Records from a collection:
[BEGIN]

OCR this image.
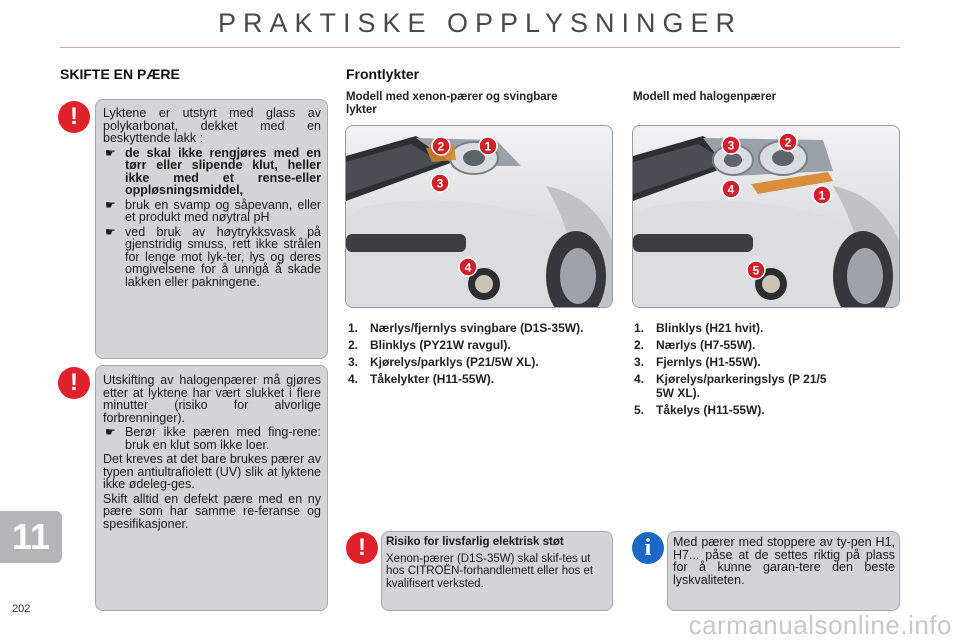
PRAKTISKE OPPLYSNINGER
SKIFTE EN PÆRE
!	Lyktene er utstyrt med glass av polykarbonat, dekket med en beskyttende lakk :

☛ de skal ikke rengjøres med en tørr eller slipende klut, heller ikke med et rense-eller oppløsningsmiddel,
☛ bruk en svamp og såpevann, eller et produkt med nøytral pH
☛ ved bruk av høytrykksvask på gjenstridig smuss, rett ikke strålen for lenge mot lyk-ter, lys og deres omgivelsene for å unngå å skade lakken eller pakningene.
!	Utskifting av halogenpærer må gjøres etter at lyktene har vært slukket i flere minutter (risiko for alvorlige forbrenninger).

☛ Berør ikke pæren med fing-rene: bruk en klut som ikke loer.

Det kreves at det bare brukes pærer av typen antiultrafiolett (UV) slik at lyktene ikke ødeleg-ges.

Skift alltid en defekt pære med en ny pære som har samme re-feranse og spesifikasjoner.

Frontlykter
Modell med xenon-pærer og svingbare lykter
Modell med halogenpærer
1
2
3
4
1
2
3
4
5
1. Nærlys/fjernlys svingbare (D1S-35W).
2. Blinklys (PY21W ravgul).
3. Kjørelys/parklys (P21/5W XL).
4. Tåkelykter (H11-55W).
1. Blinklys (H21 hvit).
2. Nærlys (H7-55W).
3. Fjernlys (H1-55W).
4. Kjørelys/parkeringslys (P 21/5 5W XL).
5. Tåkelys (H11-55W).
!	Risiko for livsfarlig elektrisk støt

Xenon-pærer (D1S-35W) skal skif-tes ut hos CITROËN-forhandlemett eller hos et kvalifisert verksted.

i	Med pærer med stoppere av ty-pen H1, H7... påse at de settes riktig på plass for å kunne garan-tere den beste lyskvaliteten.

11
202
carmanualsonline.info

[END]

→ **Task to carry out**
Identify which lines contain the word "ikke" and copy each one.

→ **Written answer**
☛ de skal ikke rengjøres med en tørr eller slipende klut, heller ikke med et rense-eller oppløsningsmiddel,
☛ ved bruk av høytrykksvask på gjenstridig smuss, rett ikke strålen for lenge mot lyk-ter, lys og deres omgivelsene for å unngå å skade lakken eller pakningene.
☛ Berør ikke pæren med fing-rene: bruk en klut som ikke loer.
Det kreves at det bare brukes pærer av typen antiultrafiolett (UV) slik at lyktene ikke ødeleg-ges.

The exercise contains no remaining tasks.